-- Aim --
Output the rows verbatim, from the line with "tencent-meeting-app-button[interactable] xyxy=(258,420,292,451)" through the line with "weather-text: 15°C 阴 xyxy=(553,432,591,443)", both lines included.

A run of rows:
━━━

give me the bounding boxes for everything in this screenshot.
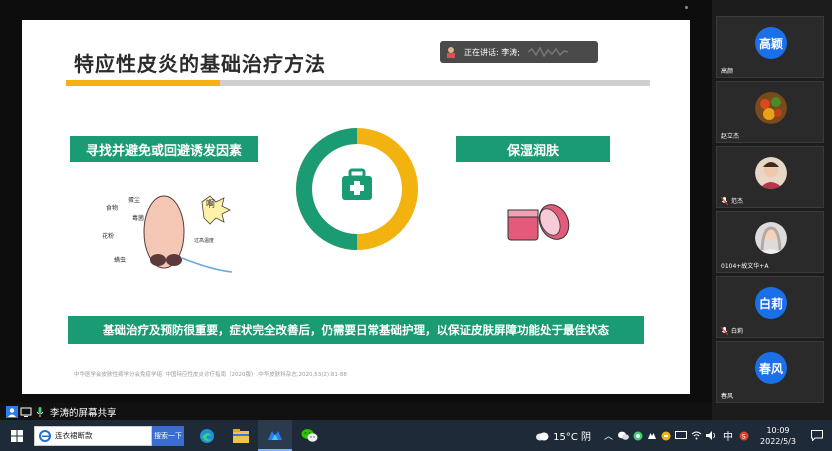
tencent-meeting-app-button[interactable] xyxy=(258,420,292,451)
participant-tile[interactable]: 赵立杰 xyxy=(716,81,824,143)
trigger-avoidance-heading: 寻找并避免或回避诱发因素 xyxy=(70,136,258,162)
meeting-tray-icon[interactable] xyxy=(647,431,657,441)
basic-care-summary: 基础治疗及预防很重要，症状完全改善后，仍需要日常基础护理，以保证皮肤屏障功能处于… xyxy=(68,316,644,344)
participant-tile[interactable]: 范杰 xyxy=(716,146,824,208)
speaker-avatar-icon xyxy=(447,47,455,58)
participant-tile[interactable]: 春风 春风 xyxy=(716,341,824,403)
participant-avatar: 白莉 xyxy=(755,287,787,319)
security-tray-icon[interactable] xyxy=(661,431,671,441)
participant-tile[interactable]: 高颖 高颜 xyxy=(716,16,824,78)
participant-name-text: 赵立杰 xyxy=(721,133,740,140)
clock-date: 2022/5/3 xyxy=(760,436,796,446)
speaking-label: 正在讲话: 李涛; xyxy=(464,47,520,57)
windows-logo-icon xyxy=(11,429,23,442)
app-tray-icon[interactable] xyxy=(633,431,643,441)
muted-mic-icon xyxy=(721,196,728,205)
chevron-up-icon[interactable]: ︿ xyxy=(604,429,613,442)
presentation-slide: 特应性皮炎的基础治疗方法 正在讲话: 李涛; 寻找并避免或回避诱发因素 保湿润肤 xyxy=(22,20,690,394)
notification-icon xyxy=(811,430,823,441)
weather-text: 15°C 阴 xyxy=(553,432,591,443)
cartoon-word-temperature: 过高温度 xyxy=(194,237,214,244)
volume-icon[interactable] xyxy=(706,431,717,440)
participant-name-text: 0104+故文华+A xyxy=(721,263,769,270)
moisturizer-jar-illustration xyxy=(507,204,570,241)
participant-avatar: 高颖 xyxy=(755,27,787,59)
wechat-app-button[interactable] xyxy=(292,420,326,451)
ie-icon xyxy=(39,429,51,442)
participant-name-text: 白莉 xyxy=(731,328,744,335)
more-dot-icon[interactable] xyxy=(685,6,688,9)
wifi-icon[interactable] xyxy=(691,431,702,440)
screen-share-icon[interactable] xyxy=(20,406,32,418)
slide-footnote: 中华医学会皮肤性病学分会免疫学组. 中国特应性皮炎诊疗指南（2020版）.中华皮… xyxy=(74,372,347,378)
participant-name: 0104+故文华+A xyxy=(721,261,768,270)
start-button[interactable] xyxy=(0,420,34,451)
speaking-indicator: 正在讲话: 李涛; xyxy=(440,41,598,63)
sogou-ime-icon[interactable]: S xyxy=(739,431,749,441)
cartoon-word-food: 食物 xyxy=(106,204,118,212)
system-tray: 15°C 阴 ︿ 中 S 10:09 2022/5/3 xyxy=(535,420,832,451)
windows-taskbar: 连衣裙断款 搜索一下 15°C 阴 ︿ 中 S 10:09 2022/5/3 xyxy=(0,420,832,451)
moisturize-heading: 保湿润肤 xyxy=(456,136,610,162)
cartoon-word-dust: 蛋尘 xyxy=(128,196,140,204)
edge-icon xyxy=(200,428,214,443)
clock-time: 10:09 xyxy=(766,425,790,435)
user-icon[interactable] xyxy=(6,405,18,418)
audio-wave-icon xyxy=(527,47,568,57)
participant-panel: 高颖 高颜 赵立杰 范杰 0104+故文华+A 白莉 白莉 春风 春风 xyxy=(712,0,832,420)
wechat-icon xyxy=(301,429,317,442)
weather-widget[interactable]: 15°C 阴 xyxy=(535,428,591,443)
file-explorer-app-button[interactable] xyxy=(224,420,258,451)
participant-name: 白莉 xyxy=(721,326,743,335)
participant-name: 范杰 xyxy=(721,196,743,205)
first-aid-ring-graphic xyxy=(296,128,418,250)
tencent-meeting-icon xyxy=(268,430,282,440)
participant-avatar-photo xyxy=(755,157,787,189)
slide-title: 特应性皮炎的基础治疗方法 xyxy=(74,52,326,76)
participant-name-text: 高颜 xyxy=(721,68,734,75)
participant-tile[interactable]: 白莉 白莉 xyxy=(716,276,824,338)
cartoon-word-ah: 啊 xyxy=(206,199,215,210)
edge-app-button[interactable] xyxy=(190,420,224,451)
svg-text:S: S xyxy=(742,433,746,440)
participant-name: 赵立杰 xyxy=(721,131,739,140)
participant-name-text: 春风 xyxy=(721,393,734,400)
participant-avatar-photo xyxy=(755,92,787,124)
screen-share-status-bar: 李涛的屏幕共享 xyxy=(0,403,712,420)
wechat-tray-icon[interactable] xyxy=(618,431,629,440)
participant-name: 春风 xyxy=(721,391,733,400)
shared-screen-area: 特应性皮炎的基础治疗方法 正在讲话: 李涛; 寻找并避免或回避诱发因素 保湿润肤 xyxy=(0,0,712,403)
participant-name-text: 范杰 xyxy=(731,198,744,205)
allergy-cartoon-illustration: 啊 食物 蛋尘 毒菌 花粉 螨虫 过高温度 xyxy=(102,195,232,273)
system-clock[interactable]: 10:09 2022/5/3 xyxy=(754,425,802,447)
notification-button[interactable] xyxy=(806,430,828,441)
participant-avatar: 春风 xyxy=(755,352,787,384)
cloud-icon xyxy=(536,432,549,440)
screen: 特应性皮炎的基础治疗方法 正在讲话: 李涛; 寻找并避免或回避诱发因素 保湿润肤 xyxy=(0,0,832,451)
ime-language-indicator[interactable]: 中 xyxy=(723,428,733,443)
muted-mic-icon xyxy=(721,326,728,335)
taskbar-search-input[interactable]: 连衣裙断款 xyxy=(34,425,152,446)
participant-avatar-photo xyxy=(755,222,787,254)
file-explorer-icon xyxy=(233,428,249,443)
participant-tile[interactable]: 0104+故文华+A xyxy=(716,211,824,273)
screen-share-label: 李涛的屏幕共享 xyxy=(50,407,117,419)
participant-name: 高颜 xyxy=(721,66,733,75)
title-underline-accent xyxy=(66,80,220,86)
display-icon[interactable] xyxy=(675,431,687,440)
cartoon-word-pollen: 花粉 xyxy=(102,232,114,240)
search-button[interactable]: 搜索一下 xyxy=(152,425,184,446)
mic-icon[interactable] xyxy=(34,406,46,418)
cartoon-word-mites: 螨虫 xyxy=(114,256,126,264)
search-query-text: 连衣裙断款 xyxy=(55,431,93,440)
cartoon-word-mold: 毒菌 xyxy=(132,214,144,222)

━━━

-- Written answer --
tencent-meeting-app-button[interactable] xyxy=(258,420,292,451)
participant-tile[interactable]: 赵立杰 xyxy=(716,81,824,143)
trigger-avoidance-heading: 寻找并避免或回避诱发因素 xyxy=(70,136,258,162)
meeting-tray-icon[interactable] xyxy=(647,431,657,441)
basic-care-summary: 基础治疗及预防很重要，症状完全改善后，仍需要日常基础护理，以保证皮肤屏障功能处于… xyxy=(68,316,644,344)
participant-tile[interactable]: 范杰 xyxy=(716,146,824,208)
speaker-avatar-icon xyxy=(447,47,455,58)
participant-tile[interactable]: 春风 春风 xyxy=(716,341,824,403)
participant-avatar: 白莉 xyxy=(755,287,787,319)
security-tray-icon[interactable] xyxy=(661,431,671,441)
participant-tile[interactable]: 高颖 高颜 xyxy=(716,16,824,78)
participant-name-text: 赵立杰 xyxy=(721,133,740,140)
clock-date: 2022/5/3 xyxy=(760,436,796,446)
speaking-label: 正在讲话: 李涛; xyxy=(464,47,520,57)
windows-logo-icon xyxy=(11,429,23,442)
app-tray-icon[interactable] xyxy=(633,431,643,441)
muted-mic-icon xyxy=(721,196,728,205)
chevron-up-icon[interactable]: ︿ xyxy=(604,429,613,442)
presentation-slide: 特应性皮炎的基础治疗方法 正在讲话: 李涛; 寻找并避免或回避诱发因素 保湿润肤 xyxy=(22,20,690,394)
notification-icon xyxy=(811,430,823,441)
weather-text: 15°C 阴 xyxy=(553,432,591,443)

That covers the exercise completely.